=== Required work ===
Rewrite every line of the records below as a numbered list, leaving out any blank lines.

=== Input material ===
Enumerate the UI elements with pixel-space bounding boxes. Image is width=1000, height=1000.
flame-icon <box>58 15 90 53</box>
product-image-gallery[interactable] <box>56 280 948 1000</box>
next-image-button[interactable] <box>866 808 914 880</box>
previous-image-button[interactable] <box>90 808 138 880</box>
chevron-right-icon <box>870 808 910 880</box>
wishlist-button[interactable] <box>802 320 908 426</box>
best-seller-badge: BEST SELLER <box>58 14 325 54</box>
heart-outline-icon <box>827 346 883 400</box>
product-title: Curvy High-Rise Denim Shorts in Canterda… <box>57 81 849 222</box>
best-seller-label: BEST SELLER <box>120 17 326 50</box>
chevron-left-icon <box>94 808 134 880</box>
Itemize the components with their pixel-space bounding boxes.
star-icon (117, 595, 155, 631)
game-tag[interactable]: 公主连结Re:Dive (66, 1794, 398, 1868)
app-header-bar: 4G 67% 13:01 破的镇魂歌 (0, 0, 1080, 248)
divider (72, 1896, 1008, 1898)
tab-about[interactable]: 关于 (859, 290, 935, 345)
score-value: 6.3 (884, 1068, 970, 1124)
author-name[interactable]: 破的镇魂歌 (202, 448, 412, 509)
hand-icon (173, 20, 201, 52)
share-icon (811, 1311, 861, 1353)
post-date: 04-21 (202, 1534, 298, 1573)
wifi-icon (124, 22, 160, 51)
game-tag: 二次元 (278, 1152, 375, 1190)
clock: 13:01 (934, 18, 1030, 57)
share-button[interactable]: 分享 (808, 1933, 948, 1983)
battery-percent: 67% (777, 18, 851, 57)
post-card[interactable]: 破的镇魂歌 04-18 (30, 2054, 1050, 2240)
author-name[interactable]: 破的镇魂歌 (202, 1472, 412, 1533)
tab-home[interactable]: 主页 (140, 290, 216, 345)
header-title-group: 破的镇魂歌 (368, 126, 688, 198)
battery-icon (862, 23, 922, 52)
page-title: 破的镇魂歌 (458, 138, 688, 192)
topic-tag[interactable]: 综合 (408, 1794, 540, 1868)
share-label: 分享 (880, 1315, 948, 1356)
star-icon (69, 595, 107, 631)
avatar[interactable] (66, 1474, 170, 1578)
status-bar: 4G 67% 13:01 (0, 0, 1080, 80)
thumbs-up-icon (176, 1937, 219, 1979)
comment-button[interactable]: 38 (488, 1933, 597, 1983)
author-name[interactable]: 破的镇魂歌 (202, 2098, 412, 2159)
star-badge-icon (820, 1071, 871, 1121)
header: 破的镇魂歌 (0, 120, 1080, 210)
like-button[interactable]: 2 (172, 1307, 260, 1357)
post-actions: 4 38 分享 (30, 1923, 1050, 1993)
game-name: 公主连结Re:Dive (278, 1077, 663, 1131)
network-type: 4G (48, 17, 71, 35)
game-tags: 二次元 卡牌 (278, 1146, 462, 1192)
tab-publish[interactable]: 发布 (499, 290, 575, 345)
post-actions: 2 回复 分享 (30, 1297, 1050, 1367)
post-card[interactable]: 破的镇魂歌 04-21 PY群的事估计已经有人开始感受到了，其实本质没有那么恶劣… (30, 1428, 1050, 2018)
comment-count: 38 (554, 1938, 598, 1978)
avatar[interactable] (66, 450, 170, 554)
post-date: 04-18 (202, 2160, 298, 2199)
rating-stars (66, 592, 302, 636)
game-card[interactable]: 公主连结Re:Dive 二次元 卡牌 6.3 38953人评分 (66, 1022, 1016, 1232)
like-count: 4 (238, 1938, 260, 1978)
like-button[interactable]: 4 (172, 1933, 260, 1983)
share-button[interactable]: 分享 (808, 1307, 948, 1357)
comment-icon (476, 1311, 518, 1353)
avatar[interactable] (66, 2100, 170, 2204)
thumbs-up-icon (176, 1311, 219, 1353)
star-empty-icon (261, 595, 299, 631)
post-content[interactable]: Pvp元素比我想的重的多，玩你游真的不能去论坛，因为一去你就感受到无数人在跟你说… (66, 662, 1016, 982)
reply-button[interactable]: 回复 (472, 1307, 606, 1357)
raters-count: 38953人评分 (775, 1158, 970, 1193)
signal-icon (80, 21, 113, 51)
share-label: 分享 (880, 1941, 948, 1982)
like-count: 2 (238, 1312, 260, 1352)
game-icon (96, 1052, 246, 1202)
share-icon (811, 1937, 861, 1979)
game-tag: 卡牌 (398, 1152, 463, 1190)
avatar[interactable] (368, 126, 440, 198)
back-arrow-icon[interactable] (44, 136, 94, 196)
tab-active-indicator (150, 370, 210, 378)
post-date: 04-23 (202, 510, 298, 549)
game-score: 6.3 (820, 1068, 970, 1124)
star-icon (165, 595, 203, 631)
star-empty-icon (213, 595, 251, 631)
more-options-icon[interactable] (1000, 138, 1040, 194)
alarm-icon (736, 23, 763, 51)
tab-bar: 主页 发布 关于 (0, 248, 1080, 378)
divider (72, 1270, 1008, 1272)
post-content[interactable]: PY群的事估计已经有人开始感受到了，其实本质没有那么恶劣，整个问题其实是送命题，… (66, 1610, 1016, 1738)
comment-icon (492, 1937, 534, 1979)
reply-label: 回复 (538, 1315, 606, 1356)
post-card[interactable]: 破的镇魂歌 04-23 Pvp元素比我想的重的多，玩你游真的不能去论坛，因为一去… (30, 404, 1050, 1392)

=== Answer in full ===
1. Enumerate the UI elements with pixel-space bounding boxes. Image is width=1000, height=1000.
2. flame-icon <box>58 15 90 53</box>
3. product-image-gallery[interactable] <box>56 280 948 1000</box>
4. next-image-button[interactable] <box>866 808 914 880</box>
5. previous-image-button[interactable] <box>90 808 138 880</box>
6. chevron-right-icon <box>870 808 910 880</box>
7. wishlist-button[interactable] <box>802 320 908 426</box>
8. best-seller-badge: BEST SELLER <box>58 14 325 54</box>
9. heart-outline-icon <box>827 346 883 400</box>
10. product-title: Curvy High-Rise Denim Shorts in Canterda… <box>57 81 849 222</box>
11. best-seller-label: BEST SELLER <box>120 17 326 50</box>
12. chevron-left-icon <box>94 808 134 880</box>
13. Itemize the components with their pixel-space bounding boxes.
14. star-icon (117, 595, 155, 631)
15. game-tag[interactable]: 公主连结Re:Dive (66, 1794, 398, 1868)
16. app-header-bar: 4G 67% 13:01 破的镇魂歌 (0, 0, 1080, 248)
17. divider (72, 1896, 1008, 1898)
18. tab-about[interactable]: 关于 (859, 290, 935, 345)
19. score-value: 6.3 (884, 1068, 970, 1124)
20. author-name[interactable]: 破的镇魂歌 (202, 448, 412, 509)
21. hand-icon (173, 20, 201, 52)
22. share-icon (811, 1311, 861, 1353)
23. post-date: 04-21 (202, 1534, 298, 1573)
24. wifi-icon (124, 22, 160, 51)
25. game-tag: 二次元 (278, 1152, 375, 1190)
26. clock: 13:01 (934, 18, 1030, 57)
27. share-button[interactable]: 分享 (808, 1933, 948, 1983)
28. battery-percent: 67% (777, 18, 851, 57)
29. post-card[interactable]: 破的镇魂歌 04-18 (30, 2054, 1050, 2240)
30. author-name[interactable]: 破的镇魂歌 (202, 1472, 412, 1533)
31. tab-home[interactable]: 主页 (140, 290, 216, 345)
32. header-title-group: 破的镇魂歌 (368, 126, 688, 198)
33. battery-icon (862, 23, 922, 52)
34. page-title: 破的镇魂歌 (458, 138, 688, 192)
35. topic-tag[interactable]: 综合 (408, 1794, 540, 1868)
36. share-label: 分享 (880, 1315, 948, 1356)
37. star-icon (69, 595, 107, 631)
38. avatar[interactable] (66, 1474, 170, 1578)
39. status-bar: 4G 67% 13:01 (0, 0, 1080, 80)
40. thumbs-up-icon (176, 1937, 219, 1979)
41. comment-button[interactable]: 38 (488, 1933, 597, 1983)
42. author-name[interactable]: 破的镇魂歌 (202, 2098, 412, 2159)
43. star-badge-icon (820, 1071, 871, 1121)
44. header: 破的镇魂歌 (0, 120, 1080, 210)
45. like-button[interactable]: 2 (172, 1307, 260, 1357)
46. post-actions: 4 38 分享 (30, 1923, 1050, 1993)
47. game-name: 公主连结Re:Dive (278, 1077, 663, 1131)
48. network-type: 4G (48, 17, 71, 35)
49. game-tags: 二次元 卡牌 (278, 1146, 462, 1192)
50. tab-publish[interactable]: 发布 (499, 290, 575, 345)
51. post-actions: 2 回复 分享 (30, 1297, 1050, 1367)
52. post-card[interactable]: 破的镇魂歌 04-21 PY群的事估计已经有人开始感受到了，其实本质没有那么恶劣… (30, 1428, 1050, 2018)
53. comment-count: 38 (554, 1938, 598, 1978)
54. avatar[interactable] (66, 450, 170, 554)
55. post-date: 04-18 (202, 2160, 298, 2199)
56. rating-stars (66, 592, 302, 636)
57. game-card[interactable]: 公主连结Re:Dive 二次元 卡牌 6.3 38953人评分 (66, 1022, 1016, 1232)
58. like-count: 4 (238, 1938, 260, 1978)
59. like-button[interactable]: 4 (172, 1933, 260, 1983)
60. share-button[interactable]: 分享 (808, 1307, 948, 1357)
61. comment-icon (476, 1311, 518, 1353)
62. avatar[interactable] (66, 2100, 170, 2204)
63. thumbs-up-icon (176, 1311, 219, 1353)
64. star-empty-icon (261, 595, 299, 631)
65. post-content[interactable]: Pvp元素比我想的重的多，玩你游真的不能去论坛，因为一去你就感受到无数人在跟你说… (66, 662, 1016, 982)
66. reply-button[interactable]: 回复 (472, 1307, 606, 1357)
67. raters-count: 38953人评分 (775, 1158, 970, 1193)
68. signal-icon (80, 21, 113, 51)
69. share-label: 分享 (880, 1941, 948, 1982)
70. like-count: 2 (238, 1312, 260, 1352)
71. game-icon (96, 1052, 246, 1202)
72. share-icon (811, 1937, 861, 1979)
73. game-tag: 卡牌 (398, 1152, 463, 1190)
74. avatar[interactable] (368, 126, 440, 198)
75. back-arrow-icon[interactable] (44, 136, 94, 196)
76. tab-active-indicator (150, 370, 210, 378)
77. post-date: 04-23 (202, 510, 298, 549)
78. game-score: 6.3 (820, 1068, 970, 1124)
79. star-icon (165, 595, 203, 631)
80. star-empty-icon (213, 595, 251, 631)
81. more-options-icon[interactable] (1000, 138, 1040, 194)
82. alarm-icon (736, 23, 763, 51)
83. tab-bar: 主页 发布 关于 (0, 248, 1080, 378)
84. divider (72, 1270, 1008, 1272)
85. post-content[interactable]: PY群的事估计已经有人开始感受到了，其实本质没有那么恶劣，整个问题其实是送命题，… (66, 1610, 1016, 1738)
86. comment-icon (492, 1937, 534, 1979)
87. reply-label: 回复 (538, 1315, 606, 1356)
88. post-card[interactable]: 破的镇魂歌 04-23 Pvp元素比我想的重的多，玩你游真的不能去论坛，因为一去… (30, 404, 1050, 1392)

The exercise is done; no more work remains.